Tally how many lines include "kind". The number is the whole answer.

Dataset records:
+---+
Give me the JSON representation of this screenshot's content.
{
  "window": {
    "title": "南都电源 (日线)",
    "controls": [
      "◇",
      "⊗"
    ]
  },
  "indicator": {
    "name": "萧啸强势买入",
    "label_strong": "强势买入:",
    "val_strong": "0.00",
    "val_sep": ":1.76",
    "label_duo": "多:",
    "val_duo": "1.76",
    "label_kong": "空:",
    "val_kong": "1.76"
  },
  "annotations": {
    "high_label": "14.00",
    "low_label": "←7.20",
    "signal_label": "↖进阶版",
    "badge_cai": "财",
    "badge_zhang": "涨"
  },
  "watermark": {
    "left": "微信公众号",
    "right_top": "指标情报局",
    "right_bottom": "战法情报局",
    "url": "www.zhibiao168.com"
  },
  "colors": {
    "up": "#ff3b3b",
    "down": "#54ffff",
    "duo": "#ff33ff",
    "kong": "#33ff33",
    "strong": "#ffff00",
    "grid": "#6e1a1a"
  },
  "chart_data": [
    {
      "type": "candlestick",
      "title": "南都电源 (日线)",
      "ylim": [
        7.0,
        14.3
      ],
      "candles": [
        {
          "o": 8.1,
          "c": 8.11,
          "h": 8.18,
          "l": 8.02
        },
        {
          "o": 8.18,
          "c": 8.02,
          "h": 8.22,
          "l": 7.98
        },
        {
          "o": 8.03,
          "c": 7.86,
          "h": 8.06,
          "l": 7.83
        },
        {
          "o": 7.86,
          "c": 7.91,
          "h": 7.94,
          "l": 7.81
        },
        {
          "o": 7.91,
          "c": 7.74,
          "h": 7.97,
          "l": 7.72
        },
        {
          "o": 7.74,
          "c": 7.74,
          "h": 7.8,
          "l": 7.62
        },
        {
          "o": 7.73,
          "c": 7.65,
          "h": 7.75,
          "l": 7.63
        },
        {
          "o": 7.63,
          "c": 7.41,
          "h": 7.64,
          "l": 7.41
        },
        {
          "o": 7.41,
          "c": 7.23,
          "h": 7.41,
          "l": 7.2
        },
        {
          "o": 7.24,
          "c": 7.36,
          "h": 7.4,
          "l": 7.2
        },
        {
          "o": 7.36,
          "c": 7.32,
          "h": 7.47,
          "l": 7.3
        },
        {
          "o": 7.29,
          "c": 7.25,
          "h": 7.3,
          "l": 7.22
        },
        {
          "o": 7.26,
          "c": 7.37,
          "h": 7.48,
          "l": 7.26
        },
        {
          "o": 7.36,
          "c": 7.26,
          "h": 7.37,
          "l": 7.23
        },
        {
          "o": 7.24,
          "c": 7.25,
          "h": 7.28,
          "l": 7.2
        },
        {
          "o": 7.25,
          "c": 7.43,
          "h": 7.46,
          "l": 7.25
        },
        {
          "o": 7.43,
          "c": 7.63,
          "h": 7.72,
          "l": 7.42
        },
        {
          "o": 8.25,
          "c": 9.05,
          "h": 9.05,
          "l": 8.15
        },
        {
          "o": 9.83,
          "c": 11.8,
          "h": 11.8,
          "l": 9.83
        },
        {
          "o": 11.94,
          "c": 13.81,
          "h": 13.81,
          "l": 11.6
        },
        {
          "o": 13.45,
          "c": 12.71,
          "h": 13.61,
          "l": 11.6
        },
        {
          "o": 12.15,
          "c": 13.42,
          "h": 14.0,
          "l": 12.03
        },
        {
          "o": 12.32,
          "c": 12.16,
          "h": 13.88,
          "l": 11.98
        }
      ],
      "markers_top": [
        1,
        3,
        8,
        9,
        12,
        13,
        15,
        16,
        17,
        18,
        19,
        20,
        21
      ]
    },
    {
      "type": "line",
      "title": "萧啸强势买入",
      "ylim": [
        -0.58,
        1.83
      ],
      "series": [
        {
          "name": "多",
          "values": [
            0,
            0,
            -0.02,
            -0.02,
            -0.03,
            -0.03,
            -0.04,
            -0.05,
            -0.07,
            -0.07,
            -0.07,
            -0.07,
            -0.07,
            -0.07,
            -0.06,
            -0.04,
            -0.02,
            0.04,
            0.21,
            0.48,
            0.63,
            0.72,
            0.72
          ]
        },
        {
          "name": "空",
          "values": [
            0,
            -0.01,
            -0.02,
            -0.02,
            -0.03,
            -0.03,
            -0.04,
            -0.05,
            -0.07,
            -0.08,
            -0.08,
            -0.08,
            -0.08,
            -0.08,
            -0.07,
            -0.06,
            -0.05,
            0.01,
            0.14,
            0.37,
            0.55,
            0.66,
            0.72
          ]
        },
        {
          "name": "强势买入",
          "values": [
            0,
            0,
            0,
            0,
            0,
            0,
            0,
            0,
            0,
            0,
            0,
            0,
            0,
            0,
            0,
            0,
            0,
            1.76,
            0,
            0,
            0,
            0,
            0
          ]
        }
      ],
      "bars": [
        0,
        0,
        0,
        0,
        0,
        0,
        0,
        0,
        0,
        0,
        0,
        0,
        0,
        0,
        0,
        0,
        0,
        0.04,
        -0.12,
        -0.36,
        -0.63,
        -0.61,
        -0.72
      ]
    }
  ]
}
+---+
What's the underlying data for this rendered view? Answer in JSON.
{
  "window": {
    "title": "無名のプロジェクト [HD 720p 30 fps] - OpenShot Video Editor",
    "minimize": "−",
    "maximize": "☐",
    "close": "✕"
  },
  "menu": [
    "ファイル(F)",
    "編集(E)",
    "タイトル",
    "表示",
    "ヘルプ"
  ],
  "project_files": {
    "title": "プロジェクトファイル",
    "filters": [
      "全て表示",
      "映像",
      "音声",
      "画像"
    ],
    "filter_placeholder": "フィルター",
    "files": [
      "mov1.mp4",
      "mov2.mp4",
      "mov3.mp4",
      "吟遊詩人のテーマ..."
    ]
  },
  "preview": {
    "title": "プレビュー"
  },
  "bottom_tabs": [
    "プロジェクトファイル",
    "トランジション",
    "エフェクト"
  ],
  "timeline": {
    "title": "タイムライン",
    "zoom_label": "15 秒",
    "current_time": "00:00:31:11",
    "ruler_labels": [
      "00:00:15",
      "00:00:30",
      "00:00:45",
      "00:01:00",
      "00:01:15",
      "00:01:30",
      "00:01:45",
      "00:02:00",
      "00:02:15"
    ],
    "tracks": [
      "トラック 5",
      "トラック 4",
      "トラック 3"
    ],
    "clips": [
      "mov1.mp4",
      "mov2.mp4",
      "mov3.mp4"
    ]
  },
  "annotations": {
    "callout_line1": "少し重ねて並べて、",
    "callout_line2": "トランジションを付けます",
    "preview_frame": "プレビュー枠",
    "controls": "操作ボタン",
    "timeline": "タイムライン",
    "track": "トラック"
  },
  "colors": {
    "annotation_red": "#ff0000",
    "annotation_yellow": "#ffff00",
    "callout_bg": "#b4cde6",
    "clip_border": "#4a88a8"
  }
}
+---+
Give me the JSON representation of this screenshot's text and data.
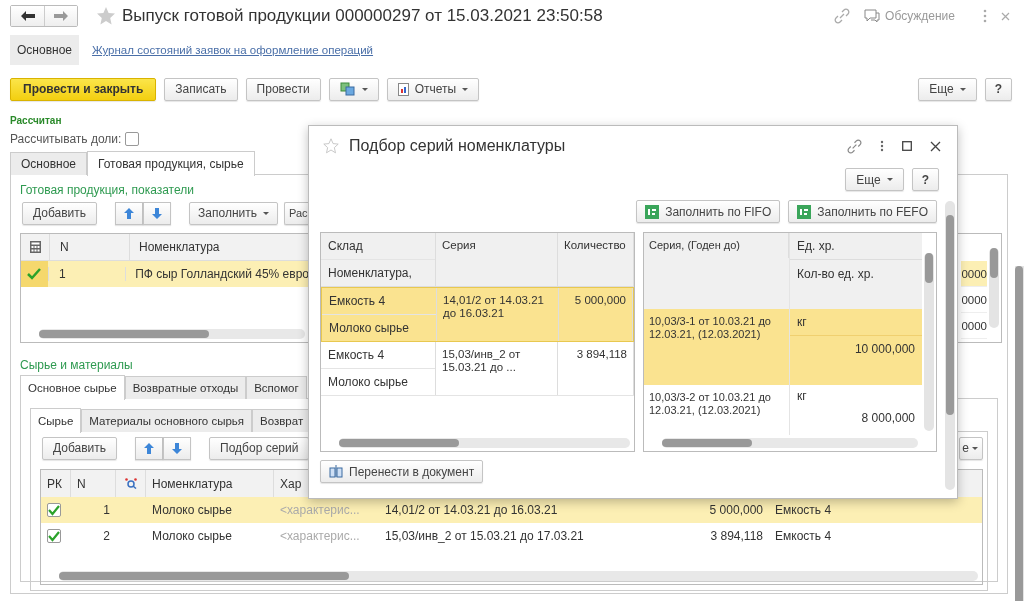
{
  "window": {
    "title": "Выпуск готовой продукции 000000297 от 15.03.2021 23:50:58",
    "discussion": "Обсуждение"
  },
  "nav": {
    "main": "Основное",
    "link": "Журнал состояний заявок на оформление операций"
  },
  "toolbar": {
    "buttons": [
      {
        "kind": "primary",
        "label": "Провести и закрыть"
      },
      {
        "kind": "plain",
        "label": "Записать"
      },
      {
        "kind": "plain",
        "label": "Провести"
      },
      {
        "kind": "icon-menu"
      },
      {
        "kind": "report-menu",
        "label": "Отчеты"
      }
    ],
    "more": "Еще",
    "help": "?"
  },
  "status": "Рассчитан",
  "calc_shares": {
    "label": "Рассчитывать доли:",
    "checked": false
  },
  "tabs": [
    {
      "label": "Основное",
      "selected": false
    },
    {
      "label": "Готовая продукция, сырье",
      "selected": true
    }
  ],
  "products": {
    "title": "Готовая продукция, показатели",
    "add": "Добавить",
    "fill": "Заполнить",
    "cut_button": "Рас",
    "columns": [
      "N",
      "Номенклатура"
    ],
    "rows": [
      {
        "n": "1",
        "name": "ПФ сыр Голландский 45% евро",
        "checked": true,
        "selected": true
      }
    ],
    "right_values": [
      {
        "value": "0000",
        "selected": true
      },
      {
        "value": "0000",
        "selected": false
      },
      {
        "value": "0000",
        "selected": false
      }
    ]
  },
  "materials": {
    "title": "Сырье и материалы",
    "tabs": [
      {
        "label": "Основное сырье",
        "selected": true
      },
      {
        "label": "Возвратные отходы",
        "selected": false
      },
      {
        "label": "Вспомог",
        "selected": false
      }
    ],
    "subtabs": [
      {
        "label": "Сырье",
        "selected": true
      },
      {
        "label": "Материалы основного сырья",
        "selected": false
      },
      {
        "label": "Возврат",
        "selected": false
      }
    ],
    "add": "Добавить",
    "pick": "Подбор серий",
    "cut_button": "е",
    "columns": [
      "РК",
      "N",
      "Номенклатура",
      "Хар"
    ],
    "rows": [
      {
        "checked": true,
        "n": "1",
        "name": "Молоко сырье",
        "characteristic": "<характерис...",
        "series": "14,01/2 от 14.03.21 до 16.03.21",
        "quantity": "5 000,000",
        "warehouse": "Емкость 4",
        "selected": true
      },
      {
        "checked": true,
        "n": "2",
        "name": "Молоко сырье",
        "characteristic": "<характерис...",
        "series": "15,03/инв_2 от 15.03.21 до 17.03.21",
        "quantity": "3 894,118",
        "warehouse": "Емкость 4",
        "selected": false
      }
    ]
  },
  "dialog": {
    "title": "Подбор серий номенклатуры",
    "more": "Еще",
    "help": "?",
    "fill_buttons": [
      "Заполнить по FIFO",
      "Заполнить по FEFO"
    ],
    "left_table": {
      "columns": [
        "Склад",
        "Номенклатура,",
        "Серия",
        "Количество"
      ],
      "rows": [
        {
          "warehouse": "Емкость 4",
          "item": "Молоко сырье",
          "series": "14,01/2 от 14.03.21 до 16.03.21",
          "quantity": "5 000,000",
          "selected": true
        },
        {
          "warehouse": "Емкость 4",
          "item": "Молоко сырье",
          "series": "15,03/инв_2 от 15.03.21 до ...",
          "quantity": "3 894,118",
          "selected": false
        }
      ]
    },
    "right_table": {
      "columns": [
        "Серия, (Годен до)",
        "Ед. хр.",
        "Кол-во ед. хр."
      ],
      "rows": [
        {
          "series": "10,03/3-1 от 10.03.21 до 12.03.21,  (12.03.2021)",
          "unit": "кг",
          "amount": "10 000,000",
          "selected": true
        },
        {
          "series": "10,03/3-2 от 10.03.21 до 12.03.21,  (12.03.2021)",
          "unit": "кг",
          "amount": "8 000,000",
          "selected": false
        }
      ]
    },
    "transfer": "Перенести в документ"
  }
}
+---+
- [Reply]:
5